**WHAT YOU NEED TO DO**. Each line of the material must be repeated precisely, with the pictures left out.

**EXERCISE INPUTS**.
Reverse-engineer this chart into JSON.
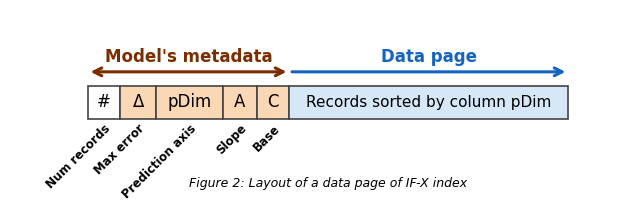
{
  "title_metadata": "Model's metadata",
  "title_datapage": "Data page",
  "metadata_color": "#7B2D00",
  "datapage_color": "#1565C0",
  "cell_labels": [
    "#",
    "Δ",
    "pDim",
    "A",
    "C"
  ],
  "cell_bg_white": "#FFFFFF",
  "cell_bg_orange": "#FAD7B5",
  "cell_bg_blue": "#D6E8F8",
  "record_label": "Records sorted by column pDim",
  "border_color": "#444444",
  "rotated_labels": [
    "Num records",
    "Max error",
    "Prediction axis",
    "Slope",
    "Base"
  ],
  "fig_width": 6.4,
  "fig_height": 2.2,
  "dpi": 100
}
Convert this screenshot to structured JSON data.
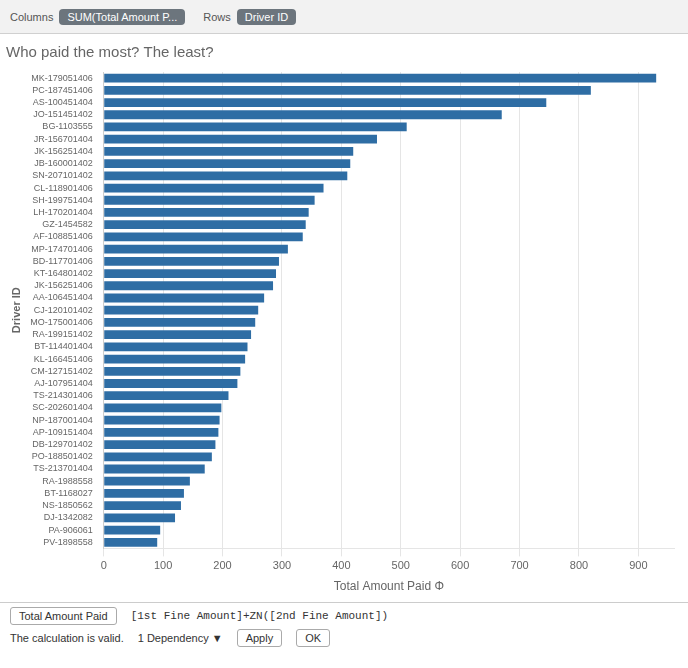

**COMPLETED TASK**.
Reverse-engineer this chart into JSON.
{
  "title_metadata": "Model's metadata",
  "title_datapage": "Data page",
  "metadata_color": "#7B2D00",
  "datapage_color": "#1565C0",
  "cell_labels": [
    "#",
    "Δ",
    "pDim",
    "A",
    "C"
  ],
  "cell_bg_white": "#FFFFFF",
  "cell_bg_orange": "#FAD7B5",
  "cell_bg_blue": "#D6E8F8",
  "record_label": "Records sorted by column pDim",
  "border_color": "#444444",
  "rotated_labels": [
    "Num records",
    "Max error",
    "Prediction axis",
    "Slope",
    "Base"
  ],
  "fig_width": 6.4,
  "fig_height": 2.2,
  "dpi": 100
}
Convert this screenshot to structured JSON data.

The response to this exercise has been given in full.